| TASK TO COMPLETE |
How many lines of these entries hold the string "binding"? Answer with the number alone.

| DATA TO USE |
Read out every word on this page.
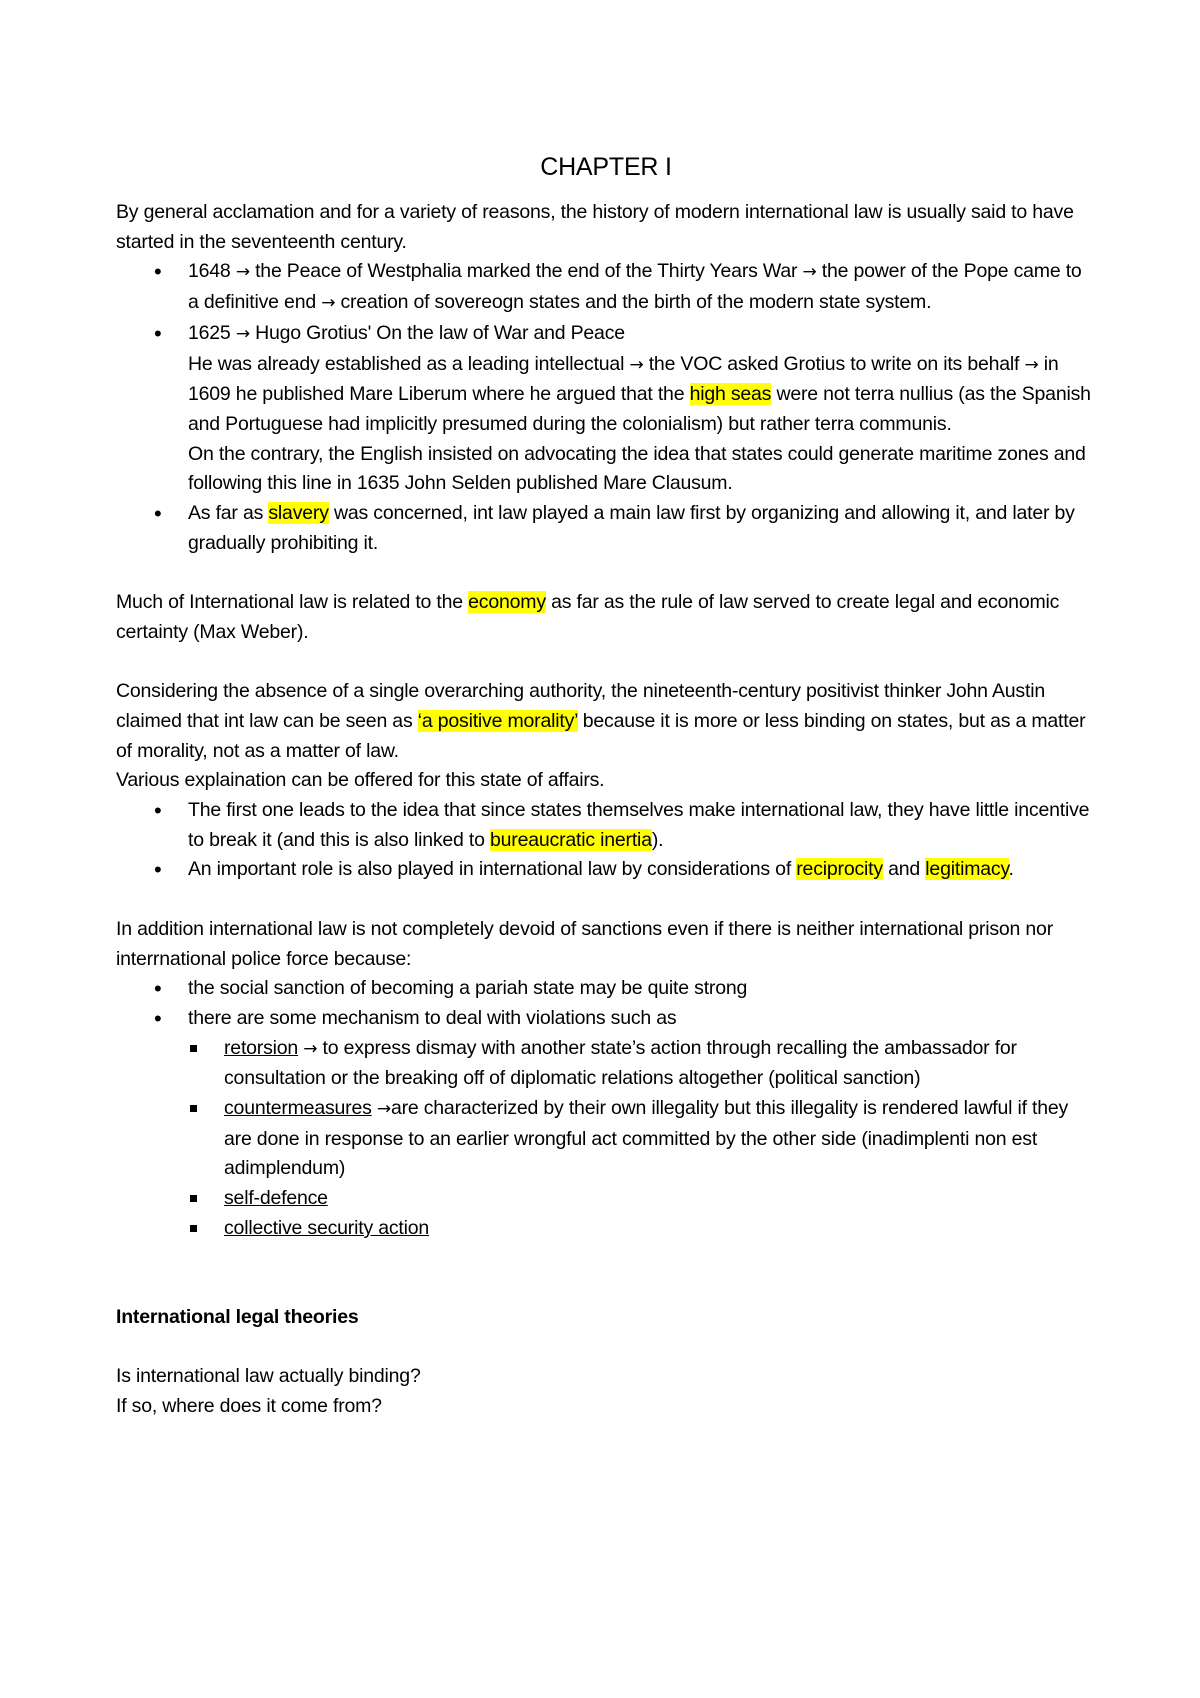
CHAPTER I

By general acclamation and for a variety of reasons, the history of modern international law is usually said to have started in the seventeenth century.

• 1648 → the Peace of Westphalia marked the end of the Thirty Years War → the power of the Pope came to a definitive end → creation of sovereogn states and the birth of the modern state system.
• 1625 → Hugo Grotius' On the law of War and Peace
He was already established as a leading intellectual → the VOC asked Grotius to write on its behalf → in 1609 he published Mare Liberum where he argued that the high seas were not terra nullius (as the Spanish and Portuguese had implicitly presumed during the colonialism) but rather terra communis.
On the contrary, the English insisted on advocating the idea that states could generate maritime zones and following this line in 1635 John Selden published Mare Clausum.
• As far as slavery was concerned, int law played a main law first by organizing and allowing it, and later by gradually prohibiting it.

Much of International law is related to the economy as far as the rule of law served to create legal and economic certainty (Max Weber).

Considering the absence of a single overarching authority, the nineteenth-century positivist thinker John Austin claimed that int law can be seen as ‘a positive morality’ because it is more or less binding on states, but as a matter of morality, not as a matter of law.

Various explaination can be offered for this state of affairs.

• The first one leads to the idea that since states themselves make international law, they have little incentive to break it (and this is also linked to bureaucratic inertia).
• An important role is also played in international law by considerations of reciprocity and legitimacy.

In addition international law is not completely devoid of sanctions even if there is neither international prison nor interrnational police force because:

• the social sanction of becoming a pariah state may be quite strong
• there are some mechanism to deal with violations such as
retorsion → to express dismay with another state’s action through recalling the ambassador for consultation or the breaking off of diplomatic relations altogether (political sanction)
countermeasures →are characterized by their own illegality but this illegality is rendered lawful if they are done in response to an earlier wrongful act committed by the other side (inadimplenti non est adimplendum)
self-defence
collective security action

International legal theories

Is international law actually binding?

If so, where does it come from?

| PROBLEM SOLUTION |
2